EXERCISE BRIEF
The data below should be printed in full, exactly, and without any of its images.

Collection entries

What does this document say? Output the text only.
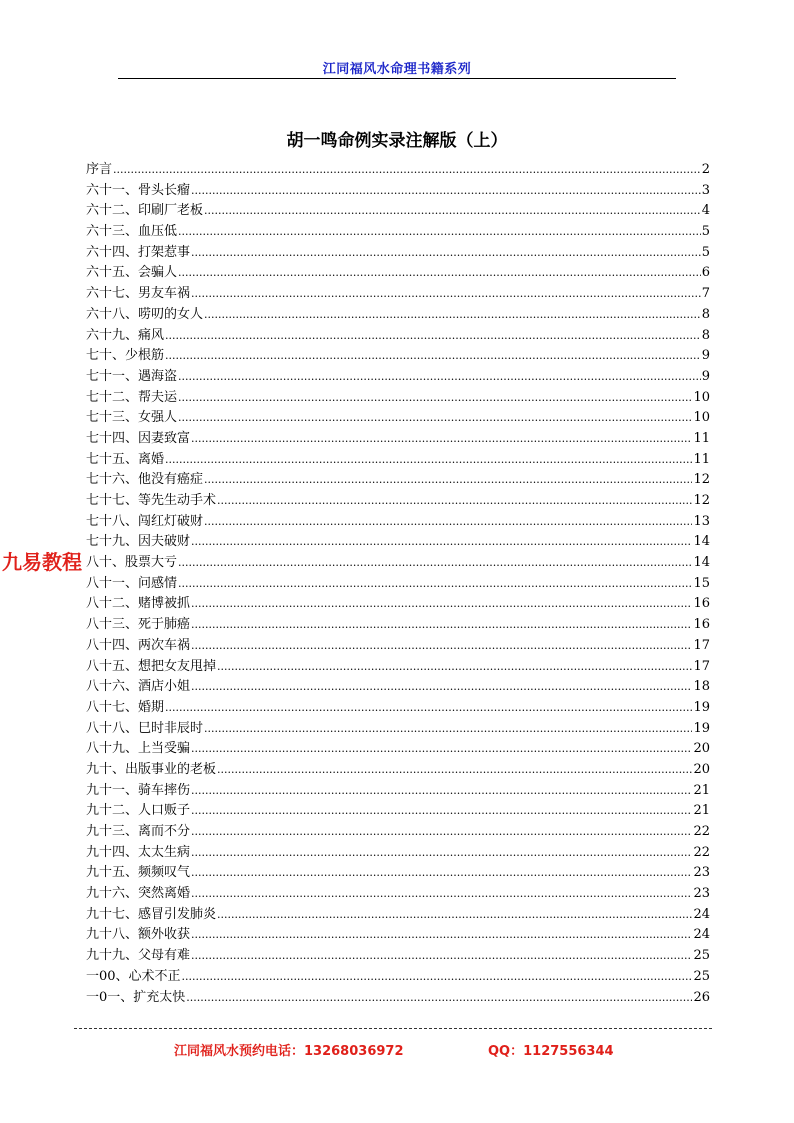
江同福风水命理书籍系列
胡一鸣命例实录注解版（上）
序言 .....	2
六十一、骨头长瘤 .....	3
六十二、印刷厂老板 .....	4
六十三、血压低 .....	5
六十四、打架惹事 .....	5
六十五、会骗人 .....	6
六十七、男友车祸 .....	7
六十八、唠叨的女人 .....	8
六十九、痛风 .....	8
七十、少根筋 .....	9
七十一、遇海盗 .....	9
七十二、帮夫运 .....	10
七十三、女强人 .....	10
七十四、因妻致富 .....	11
七十五、离婚 .....	11
七十六、他没有癌症 .....	12
七十七、等先生动手术 .....	12
七十八、闯红灯破财 .....	13
七十九、因夫破财 .....	14
八十、股票大亏 .....	14
八十一、问感情 .....	15
八十二、赌博被抓 .....	16
八十三、死于肺癌 .....	16
八十四、两次车祸 .....	17
八十五、想把女友甩掉 .....	17
八十六、酒店小姐 .....	18
八十七、婚期 .....	19
八十八、巳时非辰时 .....	19
八十九、上当受骗 .....	20
九十、出版事业的老板 .....	20
九十一、骑车摔伤 .....	21
九十二、人口贩子 .....	21
九十三、离而不分 .....	22
九十四、太太生病 .....	22
九十五、频频叹气 .....	23
九十六、突然离婚 .....	23
九十七、感冒引发肺炎 .....	24
九十八、额外收获 .....	24
九十九、父母有难 .....	25
一00、心术不正 .....	25
一0一、扩充太快 .....	26
九易教程
江同福风水预约电话：13268036972	QQ：1127556344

RESPONSE TO THE EXERCISE
What does this document say? Output the text only.
江同福风水命理书籍系列
胡一鸣命例实录注解版（上）
序言 .....	2
六十一、骨头长瘤 .....	3
六十二、印刷厂老板 .....	4
六十三、血压低 .....	5
六十四、打架惹事 .....	5
六十五、会骗人 .....	6
六十七、男友车祸 .....	7
六十八、唠叨的女人 .....	8
六十九、痛风 .....	8
七十、少根筋 .....	9
七十一、遇海盗 .....	9
七十二、帮夫运 .....	10
七十三、女强人 .....	10
七十四、因妻致富 .....	11
七十五、离婚 .....	11
七十六、他没有癌症 .....	12
七十七、等先生动手术 .....	12
七十八、闯红灯破财 .....	13
七十九、因夫破财 .....	14
八十、股票大亏 .....	14
八十一、问感情 .....	15
八十二、赌博被抓 .....	16
八十三、死于肺癌 .....	16
八十四、两次车祸 .....	17
八十五、想把女友甩掉 .....	17
八十六、酒店小姐 .....	18
八十七、婚期 .....	19
八十八、巳时非辰时 .....	19
八十九、上当受骗 .....	20
九十、出版事业的老板 .....	20
九十一、骑车摔伤 .....	21
九十二、人口贩子 .....	21
九十三、离而不分 .....	22
九十四、太太生病 .....	22
九十五、频频叹气 .....	23
九十六、突然离婚 .....	23
九十七、感冒引发肺炎 .....	24
九十八、额外收获 .....	24
九十九、父母有难 .....	25
一00、心术不正 .....	25
一0一、扩充太快 .....	26
九易教程
江同福风水预约电话：13268036972	QQ：1127556344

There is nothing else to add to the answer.